__PROBLEM STATEMENT__: Write out every line of the records below word for word, omitting the pictures from your answer.

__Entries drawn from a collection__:
==================================================

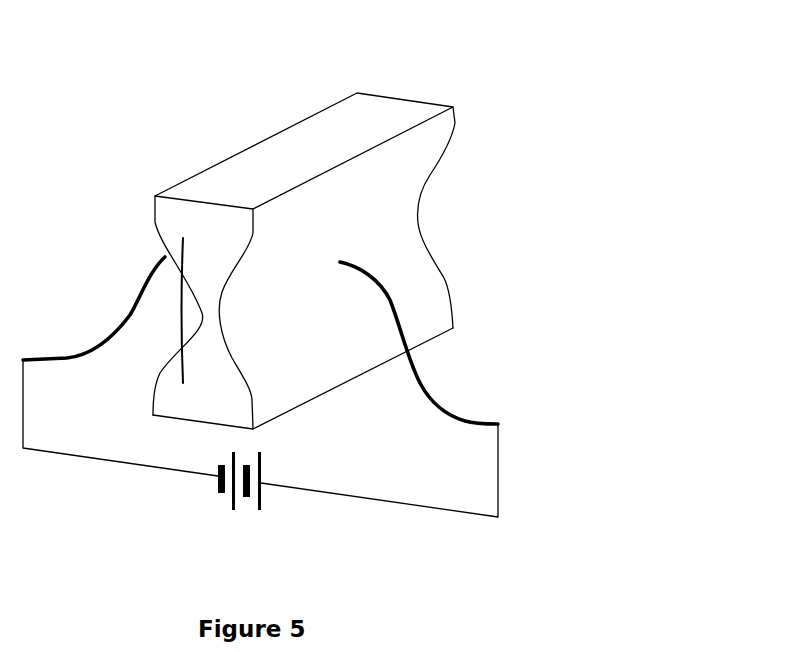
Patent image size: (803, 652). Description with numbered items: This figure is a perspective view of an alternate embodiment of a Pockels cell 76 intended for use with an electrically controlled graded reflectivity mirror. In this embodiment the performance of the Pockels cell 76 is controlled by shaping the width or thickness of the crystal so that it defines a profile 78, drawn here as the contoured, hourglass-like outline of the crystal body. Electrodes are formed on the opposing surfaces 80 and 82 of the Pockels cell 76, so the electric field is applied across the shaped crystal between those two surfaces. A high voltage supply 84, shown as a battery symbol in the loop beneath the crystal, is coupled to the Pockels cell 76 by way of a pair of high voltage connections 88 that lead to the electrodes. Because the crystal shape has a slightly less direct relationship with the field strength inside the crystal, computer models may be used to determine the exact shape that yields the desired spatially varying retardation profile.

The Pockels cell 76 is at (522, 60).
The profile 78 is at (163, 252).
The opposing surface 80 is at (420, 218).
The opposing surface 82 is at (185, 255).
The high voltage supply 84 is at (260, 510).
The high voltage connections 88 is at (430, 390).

==================================================

__OUTPUT FOR THIS EXERCISE__:
Patent image size: (803, 652). Description with numbered items: This figure is a perspective view of an alternate embodiment of a Pockels cell 76 intended for use with an electrically controlled graded reflectivity mirror. In this embodiment the performance of the Pockels cell 76 is controlled by shaping the width or thickness of the crystal so that it defines a profile 78, drawn here as the contoured, hourglass-like outline of the crystal body. Electrodes are formed on the opposing surfaces 80 and 82 of the Pockels cell 76, so the electric field is applied across the shaped crystal between those two surfaces. A high voltage supply 84, shown as a battery symbol in the loop beneath the crystal, is coupled to the Pockels cell 76 by way of a pair of high voltage connections 88 that lead to the electrodes. Because the crystal shape has a slightly less direct relationship with the field strength inside the crystal, computer models may be used to determine the exact shape that yields the desired spatially varying retardation profile.

The Pockels cell 76 is at (522, 60).
The profile 78 is at (163, 252).
The opposing surface 80 is at (420, 218).
The opposing surface 82 is at (185, 255).
The high voltage supply 84 is at (260, 510).
The high voltage connections 88 is at (430, 390).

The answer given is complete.